WORK TO COMPLETE -
Return the records that follow unaltered. Omit every picture.

INPUT DATA -
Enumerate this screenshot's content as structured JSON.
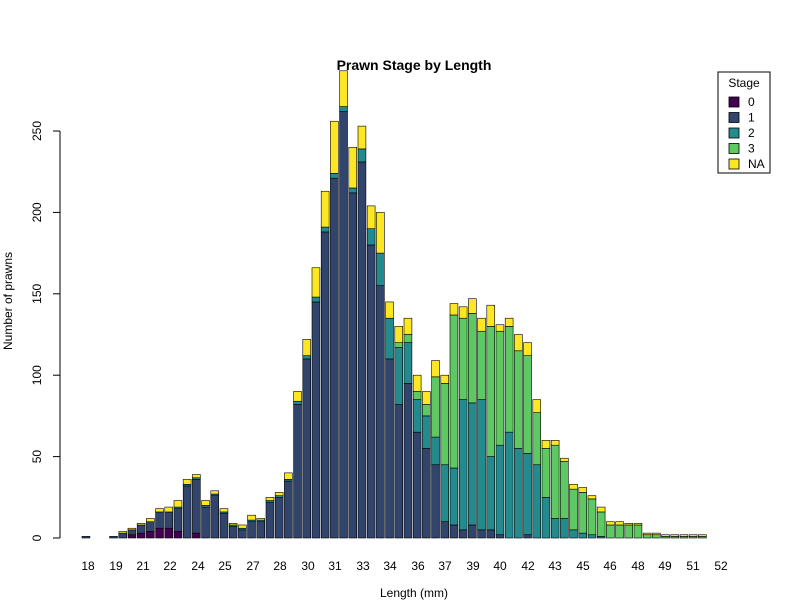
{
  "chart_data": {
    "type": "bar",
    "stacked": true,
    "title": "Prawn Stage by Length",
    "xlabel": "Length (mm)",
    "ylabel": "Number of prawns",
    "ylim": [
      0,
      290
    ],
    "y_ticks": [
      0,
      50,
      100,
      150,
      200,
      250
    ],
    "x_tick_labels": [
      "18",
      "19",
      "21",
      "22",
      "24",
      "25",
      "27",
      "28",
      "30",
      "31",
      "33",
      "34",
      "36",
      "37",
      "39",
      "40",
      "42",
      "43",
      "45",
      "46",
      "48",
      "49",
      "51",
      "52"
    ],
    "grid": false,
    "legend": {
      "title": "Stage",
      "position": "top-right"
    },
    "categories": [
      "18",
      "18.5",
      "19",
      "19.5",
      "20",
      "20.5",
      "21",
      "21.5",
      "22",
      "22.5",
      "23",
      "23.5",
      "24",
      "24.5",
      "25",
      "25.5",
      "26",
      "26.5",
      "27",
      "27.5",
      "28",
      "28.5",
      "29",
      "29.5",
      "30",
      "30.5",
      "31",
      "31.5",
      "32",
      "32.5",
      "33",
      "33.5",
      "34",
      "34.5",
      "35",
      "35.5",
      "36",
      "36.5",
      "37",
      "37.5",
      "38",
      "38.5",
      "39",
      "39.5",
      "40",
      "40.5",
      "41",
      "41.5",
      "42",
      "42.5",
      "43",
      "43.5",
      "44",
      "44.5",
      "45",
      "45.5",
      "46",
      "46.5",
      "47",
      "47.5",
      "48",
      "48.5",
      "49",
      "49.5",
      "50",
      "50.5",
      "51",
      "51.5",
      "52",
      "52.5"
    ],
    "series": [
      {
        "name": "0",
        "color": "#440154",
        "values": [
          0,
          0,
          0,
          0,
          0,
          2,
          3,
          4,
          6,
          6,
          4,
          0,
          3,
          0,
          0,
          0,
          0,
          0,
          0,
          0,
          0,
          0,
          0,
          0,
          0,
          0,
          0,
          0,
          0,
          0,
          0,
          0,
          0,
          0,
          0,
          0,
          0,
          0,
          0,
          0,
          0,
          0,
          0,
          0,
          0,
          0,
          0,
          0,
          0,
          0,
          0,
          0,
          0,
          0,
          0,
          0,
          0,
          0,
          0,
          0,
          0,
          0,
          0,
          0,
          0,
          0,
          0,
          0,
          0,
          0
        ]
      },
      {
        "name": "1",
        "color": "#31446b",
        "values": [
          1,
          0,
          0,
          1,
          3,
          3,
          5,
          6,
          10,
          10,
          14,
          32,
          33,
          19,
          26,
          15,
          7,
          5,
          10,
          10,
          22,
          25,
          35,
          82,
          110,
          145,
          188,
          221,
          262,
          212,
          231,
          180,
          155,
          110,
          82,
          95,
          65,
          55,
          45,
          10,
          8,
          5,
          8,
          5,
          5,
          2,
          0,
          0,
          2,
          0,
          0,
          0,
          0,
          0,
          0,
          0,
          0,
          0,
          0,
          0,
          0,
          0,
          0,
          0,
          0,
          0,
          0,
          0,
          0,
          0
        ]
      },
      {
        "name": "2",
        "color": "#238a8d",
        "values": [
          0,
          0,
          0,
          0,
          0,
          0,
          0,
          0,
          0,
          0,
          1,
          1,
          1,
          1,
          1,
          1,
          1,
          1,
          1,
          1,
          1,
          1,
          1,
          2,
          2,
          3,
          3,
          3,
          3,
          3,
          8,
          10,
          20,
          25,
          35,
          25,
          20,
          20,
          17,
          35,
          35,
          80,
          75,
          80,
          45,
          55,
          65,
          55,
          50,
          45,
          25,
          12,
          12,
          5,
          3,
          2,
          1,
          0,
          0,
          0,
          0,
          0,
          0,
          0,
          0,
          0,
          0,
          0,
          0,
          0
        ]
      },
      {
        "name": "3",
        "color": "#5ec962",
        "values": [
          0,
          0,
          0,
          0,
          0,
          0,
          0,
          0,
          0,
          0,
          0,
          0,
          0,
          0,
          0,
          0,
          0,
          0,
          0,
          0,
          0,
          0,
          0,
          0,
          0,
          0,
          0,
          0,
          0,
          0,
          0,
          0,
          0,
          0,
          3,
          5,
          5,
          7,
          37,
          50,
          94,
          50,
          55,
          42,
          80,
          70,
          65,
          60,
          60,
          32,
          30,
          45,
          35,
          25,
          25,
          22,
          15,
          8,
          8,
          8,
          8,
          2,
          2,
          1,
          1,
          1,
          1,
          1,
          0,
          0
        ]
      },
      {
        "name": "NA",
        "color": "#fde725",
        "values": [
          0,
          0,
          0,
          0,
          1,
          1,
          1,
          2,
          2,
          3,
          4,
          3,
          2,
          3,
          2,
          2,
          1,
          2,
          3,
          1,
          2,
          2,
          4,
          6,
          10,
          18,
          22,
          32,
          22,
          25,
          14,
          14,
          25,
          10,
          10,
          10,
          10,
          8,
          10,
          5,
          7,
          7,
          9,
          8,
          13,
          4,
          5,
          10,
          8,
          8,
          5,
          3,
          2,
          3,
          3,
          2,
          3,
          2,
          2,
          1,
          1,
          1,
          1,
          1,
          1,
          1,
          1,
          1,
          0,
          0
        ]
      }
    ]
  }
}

REPLY -
Enumerate this screenshot's content as structured JSON.
{
  "chart_data": {
    "type": "bar",
    "stacked": true,
    "title": "Prawn Stage by Length",
    "xlabel": "Length (mm)",
    "ylabel": "Number of prawns",
    "ylim": [
      0,
      290
    ],
    "y_ticks": [
      0,
      50,
      100,
      150,
      200,
      250
    ],
    "x_tick_labels": [
      "18",
      "19",
      "21",
      "22",
      "24",
      "25",
      "27",
      "28",
      "30",
      "31",
      "33",
      "34",
      "36",
      "37",
      "39",
      "40",
      "42",
      "43",
      "45",
      "46",
      "48",
      "49",
      "51",
      "52"
    ],
    "grid": false,
    "legend": {
      "title": "Stage",
      "position": "top-right"
    },
    "categories": [
      "18",
      "18.5",
      "19",
      "19.5",
      "20",
      "20.5",
      "21",
      "21.5",
      "22",
      "22.5",
      "23",
      "23.5",
      "24",
      "24.5",
      "25",
      "25.5",
      "26",
      "26.5",
      "27",
      "27.5",
      "28",
      "28.5",
      "29",
      "29.5",
      "30",
      "30.5",
      "31",
      "31.5",
      "32",
      "32.5",
      "33",
      "33.5",
      "34",
      "34.5",
      "35",
      "35.5",
      "36",
      "36.5",
      "37",
      "37.5",
      "38",
      "38.5",
      "39",
      "39.5",
      "40",
      "40.5",
      "41",
      "41.5",
      "42",
      "42.5",
      "43",
      "43.5",
      "44",
      "44.5",
      "45",
      "45.5",
      "46",
      "46.5",
      "47",
      "47.5",
      "48",
      "48.5",
      "49",
      "49.5",
      "50",
      "50.5",
      "51",
      "51.5",
      "52",
      "52.5"
    ],
    "series": [
      {
        "name": "0",
        "color": "#440154",
        "values": [
          0,
          0,
          0,
          0,
          0,
          2,
          3,
          4,
          6,
          6,
          4,
          0,
          3,
          0,
          0,
          0,
          0,
          0,
          0,
          0,
          0,
          0,
          0,
          0,
          0,
          0,
          0,
          0,
          0,
          0,
          0,
          0,
          0,
          0,
          0,
          0,
          0,
          0,
          0,
          0,
          0,
          0,
          0,
          0,
          0,
          0,
          0,
          0,
          0,
          0,
          0,
          0,
          0,
          0,
          0,
          0,
          0,
          0,
          0,
          0,
          0,
          0,
          0,
          0,
          0,
          0,
          0,
          0,
          0,
          0
        ]
      },
      {
        "name": "1",
        "color": "#31446b",
        "values": [
          1,
          0,
          0,
          1,
          3,
          3,
          5,
          6,
          10,
          10,
          14,
          32,
          33,
          19,
          26,
          15,
          7,
          5,
          10,
          10,
          22,
          25,
          35,
          82,
          110,
          145,
          188,
          221,
          262,
          212,
          231,
          180,
          155,
          110,
          82,
          95,
          65,
          55,
          45,
          10,
          8,
          5,
          8,
          5,
          5,
          2,
          0,
          0,
          2,
          0,
          0,
          0,
          0,
          0,
          0,
          0,
          0,
          0,
          0,
          0,
          0,
          0,
          0,
          0,
          0,
          0,
          0,
          0,
          0,
          0
        ]
      },
      {
        "name": "2",
        "color": "#238a8d",
        "values": [
          0,
          0,
          0,
          0,
          0,
          0,
          0,
          0,
          0,
          0,
          1,
          1,
          1,
          1,
          1,
          1,
          1,
          1,
          1,
          1,
          1,
          1,
          1,
          2,
          2,
          3,
          3,
          3,
          3,
          3,
          8,
          10,
          20,
          25,
          35,
          25,
          20,
          20,
          17,
          35,
          35,
          80,
          75,
          80,
          45,
          55,
          65,
          55,
          50,
          45,
          25,
          12,
          12,
          5,
          3,
          2,
          1,
          0,
          0,
          0,
          0,
          0,
          0,
          0,
          0,
          0,
          0,
          0,
          0,
          0
        ]
      },
      {
        "name": "3",
        "color": "#5ec962",
        "values": [
          0,
          0,
          0,
          0,
          0,
          0,
          0,
          0,
          0,
          0,
          0,
          0,
          0,
          0,
          0,
          0,
          0,
          0,
          0,
          0,
          0,
          0,
          0,
          0,
          0,
          0,
          0,
          0,
          0,
          0,
          0,
          0,
          0,
          0,
          3,
          5,
          5,
          7,
          37,
          50,
          94,
          50,
          55,
          42,
          80,
          70,
          65,
          60,
          60,
          32,
          30,
          45,
          35,
          25,
          25,
          22,
          15,
          8,
          8,
          8,
          8,
          2,
          2,
          1,
          1,
          1,
          1,
          1,
          0,
          0
        ]
      },
      {
        "name": "NA",
        "color": "#fde725",
        "values": [
          0,
          0,
          0,
          0,
          1,
          1,
          1,
          2,
          2,
          3,
          4,
          3,
          2,
          3,
          2,
          2,
          1,
          2,
          3,
          1,
          2,
          2,
          4,
          6,
          10,
          18,
          22,
          32,
          22,
          25,
          14,
          14,
          25,
          10,
          10,
          10,
          10,
          8,
          10,
          5,
          7,
          7,
          9,
          8,
          13,
          4,
          5,
          10,
          8,
          8,
          5,
          3,
          2,
          3,
          3,
          2,
          3,
          2,
          2,
          1,
          1,
          1,
          1,
          1,
          1,
          1,
          1,
          1,
          0,
          0
        ]
      }
    ]
  }
}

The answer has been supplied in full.